Objective: Print every line of the listing exactly, please.

☆ ☆ ☆

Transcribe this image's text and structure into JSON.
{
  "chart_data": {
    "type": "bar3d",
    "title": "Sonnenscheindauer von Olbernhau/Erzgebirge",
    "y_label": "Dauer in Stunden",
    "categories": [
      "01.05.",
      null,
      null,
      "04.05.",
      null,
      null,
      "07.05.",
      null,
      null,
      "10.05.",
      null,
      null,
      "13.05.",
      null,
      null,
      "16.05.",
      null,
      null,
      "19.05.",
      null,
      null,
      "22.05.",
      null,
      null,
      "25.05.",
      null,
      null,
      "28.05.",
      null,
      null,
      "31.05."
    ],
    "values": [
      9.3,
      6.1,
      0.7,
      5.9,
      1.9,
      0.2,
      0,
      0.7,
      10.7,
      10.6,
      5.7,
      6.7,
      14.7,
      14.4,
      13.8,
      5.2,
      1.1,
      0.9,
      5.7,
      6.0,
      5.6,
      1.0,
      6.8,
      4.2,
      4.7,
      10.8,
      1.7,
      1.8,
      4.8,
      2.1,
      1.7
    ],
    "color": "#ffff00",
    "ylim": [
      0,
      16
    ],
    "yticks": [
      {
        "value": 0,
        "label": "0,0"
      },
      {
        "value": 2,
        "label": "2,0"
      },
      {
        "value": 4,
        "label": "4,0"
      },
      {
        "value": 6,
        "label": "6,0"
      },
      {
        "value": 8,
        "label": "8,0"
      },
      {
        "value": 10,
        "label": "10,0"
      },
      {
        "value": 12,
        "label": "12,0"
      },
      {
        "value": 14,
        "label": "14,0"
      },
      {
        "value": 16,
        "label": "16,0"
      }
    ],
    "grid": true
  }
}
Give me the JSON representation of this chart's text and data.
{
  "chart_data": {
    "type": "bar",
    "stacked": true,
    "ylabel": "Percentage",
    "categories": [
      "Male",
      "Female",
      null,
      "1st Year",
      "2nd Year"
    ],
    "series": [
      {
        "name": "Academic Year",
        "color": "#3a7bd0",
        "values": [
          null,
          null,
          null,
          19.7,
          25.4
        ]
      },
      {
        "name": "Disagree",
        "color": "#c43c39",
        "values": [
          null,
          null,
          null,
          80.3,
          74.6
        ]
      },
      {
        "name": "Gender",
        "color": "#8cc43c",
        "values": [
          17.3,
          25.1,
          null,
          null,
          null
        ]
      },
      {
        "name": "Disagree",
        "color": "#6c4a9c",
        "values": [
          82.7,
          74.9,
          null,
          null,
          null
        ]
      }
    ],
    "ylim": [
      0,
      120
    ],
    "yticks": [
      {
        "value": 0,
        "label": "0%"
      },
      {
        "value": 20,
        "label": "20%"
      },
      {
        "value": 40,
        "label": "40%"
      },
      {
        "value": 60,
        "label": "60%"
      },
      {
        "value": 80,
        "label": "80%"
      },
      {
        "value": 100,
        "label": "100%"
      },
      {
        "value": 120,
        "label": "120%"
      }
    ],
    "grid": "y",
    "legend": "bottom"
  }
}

☆ ☆ ☆

Exercise response:
Transcribe this image's text and structure into JSON.
{
  "chart_data": {
    "type": "bar3d",
    "title": "Sonnenscheindauer von Olbernhau/Erzgebirge",
    "y_label": "Dauer in Stunden",
    "categories": [
      "01.05.",
      null,
      null,
      "04.05.",
      null,
      null,
      "07.05.",
      null,
      null,
      "10.05.",
      null,
      null,
      "13.05.",
      null,
      null,
      "16.05.",
      null,
      null,
      "19.05.",
      null,
      null,
      "22.05.",
      null,
      null,
      "25.05.",
      null,
      null,
      "28.05.",
      null,
      null,
      "31.05."
    ],
    "values": [
      9.3,
      6.1,
      0.7,
      5.9,
      1.9,
      0.2,
      0,
      0.7,
      10.7,
      10.6,
      5.7,
      6.7,
      14.7,
      14.4,
      13.8,
      5.2,
      1.1,
      0.9,
      5.7,
      6.0,
      5.6,
      1.0,
      6.8,
      4.2,
      4.7,
      10.8,
      1.7,
      1.8,
      4.8,
      2.1,
      1.7
    ],
    "color": "#ffff00",
    "ylim": [
      0,
      16
    ],
    "yticks": [
      {
        "value": 0,
        "label": "0,0"
      },
      {
        "value": 2,
        "label": "2,0"
      },
      {
        "value": 4,
        "label": "4,0"
      },
      {
        "value": 6,
        "label": "6,0"
      },
      {
        "value": 8,
        "label": "8,0"
      },
      {
        "value": 10,
        "label": "10,0"
      },
      {
        "value": 12,
        "label": "12,0"
      },
      {
        "value": 14,
        "label": "14,0"
      },
      {
        "value": 16,
        "label": "16,0"
      }
    ],
    "grid": true
  }
}
Give me the JSON representation of this chart's text and data.
{
  "chart_data": {
    "type": "bar",
    "stacked": true,
    "ylabel": "Percentage",
    "categories": [
      "Male",
      "Female",
      null,
      "1st Year",
      "2nd Year"
    ],
    "series": [
      {
        "name": "Academic Year",
        "color": "#3a7bd0",
        "values": [
          null,
          null,
          null,
          19.7,
          25.4
        ]
      },
      {
        "name": "Disagree",
        "color": "#c43c39",
        "values": [
          null,
          null,
          null,
          80.3,
          74.6
        ]
      },
      {
        "name": "Gender",
        "color": "#8cc43c",
        "values": [
          17.3,
          25.1,
          null,
          null,
          null
        ]
      },
      {
        "name": "Disagree",
        "color": "#6c4a9c",
        "values": [
          82.7,
          74.9,
          null,
          null,
          null
        ]
      }
    ],
    "ylim": [
      0,
      120
    ],
    "yticks": [
      {
        "value": 0,
        "label": "0%"
      },
      {
        "value": 20,
        "label": "20%"
      },
      {
        "value": 40,
        "label": "40%"
      },
      {
        "value": 60,
        "label": "60%"
      },
      {
        "value": 80,
        "label": "80%"
      },
      {
        "value": 100,
        "label": "100%"
      },
      {
        "value": 120,
        "label": "120%"
      }
    ],
    "grid": "y",
    "legend": "bottom"
  }
}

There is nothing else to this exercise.